Aim: Can you pull out each line of the data below that includes the word "shougongke"?

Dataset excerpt
┄┄┄┄┄┄┄┄┄┄┄┄┄┄┄┄┄┄┄┄

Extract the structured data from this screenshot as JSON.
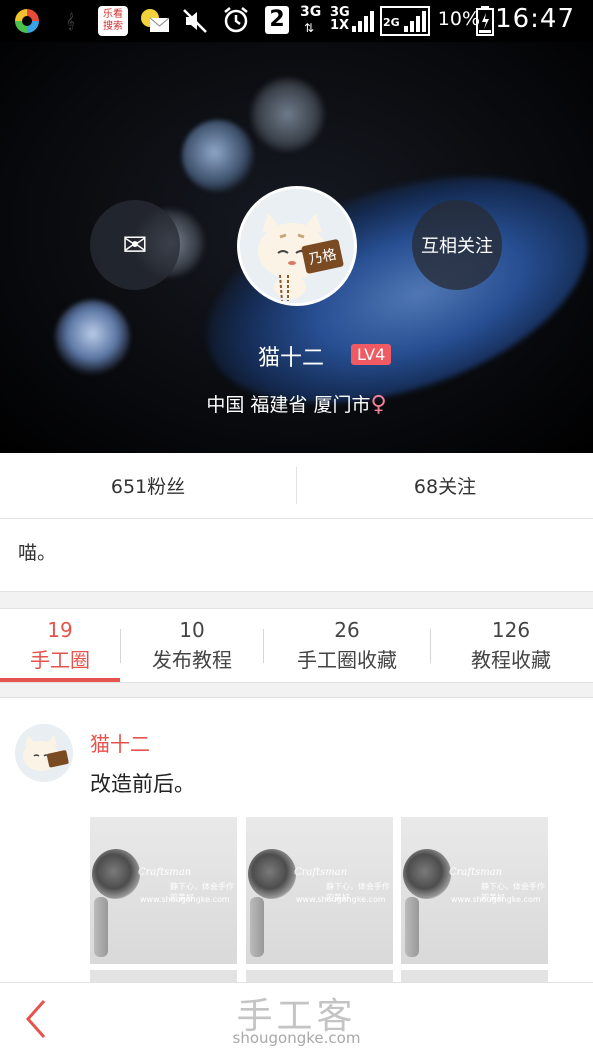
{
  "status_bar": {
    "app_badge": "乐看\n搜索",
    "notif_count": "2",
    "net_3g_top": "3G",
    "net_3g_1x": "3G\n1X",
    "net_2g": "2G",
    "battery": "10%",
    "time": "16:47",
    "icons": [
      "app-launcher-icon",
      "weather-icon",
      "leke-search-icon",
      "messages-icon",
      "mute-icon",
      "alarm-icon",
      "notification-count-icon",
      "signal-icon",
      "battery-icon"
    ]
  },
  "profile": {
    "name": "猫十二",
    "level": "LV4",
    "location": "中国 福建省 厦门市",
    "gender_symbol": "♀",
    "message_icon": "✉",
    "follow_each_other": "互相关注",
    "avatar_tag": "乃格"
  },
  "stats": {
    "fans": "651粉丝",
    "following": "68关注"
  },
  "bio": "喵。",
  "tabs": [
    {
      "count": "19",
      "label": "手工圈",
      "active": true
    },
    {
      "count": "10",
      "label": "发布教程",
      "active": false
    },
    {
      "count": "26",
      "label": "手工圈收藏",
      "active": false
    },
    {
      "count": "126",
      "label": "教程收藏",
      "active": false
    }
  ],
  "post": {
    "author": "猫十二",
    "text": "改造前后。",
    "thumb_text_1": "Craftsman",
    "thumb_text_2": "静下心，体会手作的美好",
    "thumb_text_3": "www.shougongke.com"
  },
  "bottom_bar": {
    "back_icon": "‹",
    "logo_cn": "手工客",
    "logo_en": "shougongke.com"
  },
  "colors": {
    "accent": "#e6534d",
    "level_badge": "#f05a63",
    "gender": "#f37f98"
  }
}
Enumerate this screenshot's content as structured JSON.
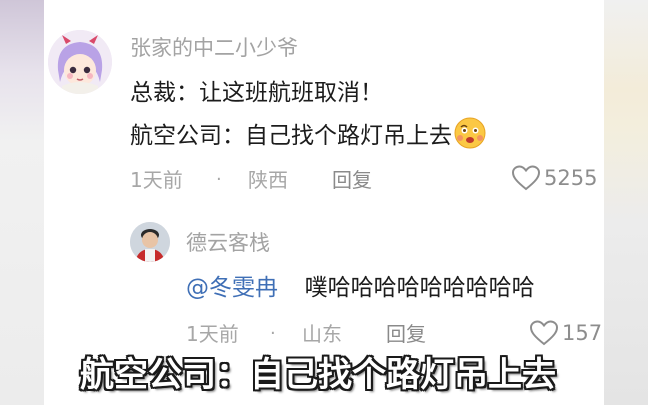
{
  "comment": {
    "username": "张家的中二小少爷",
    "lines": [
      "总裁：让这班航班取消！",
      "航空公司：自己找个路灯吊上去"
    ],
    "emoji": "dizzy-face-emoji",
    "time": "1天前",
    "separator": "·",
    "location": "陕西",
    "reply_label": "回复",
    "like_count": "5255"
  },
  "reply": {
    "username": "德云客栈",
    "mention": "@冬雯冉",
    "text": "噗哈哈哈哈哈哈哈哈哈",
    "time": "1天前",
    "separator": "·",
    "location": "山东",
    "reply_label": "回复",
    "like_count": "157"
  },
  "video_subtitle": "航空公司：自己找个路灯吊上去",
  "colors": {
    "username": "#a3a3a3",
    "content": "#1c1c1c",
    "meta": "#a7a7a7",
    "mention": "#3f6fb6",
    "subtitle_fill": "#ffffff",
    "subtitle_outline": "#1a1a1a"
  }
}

┄┄┄┄┄┄┄┄┄┄┄┄┄┄┄┄┄┄┄┄

Result of this exercise:
    "thumb_text_3": "www.shougongke.com"
    "logo_en": "shougongke.com"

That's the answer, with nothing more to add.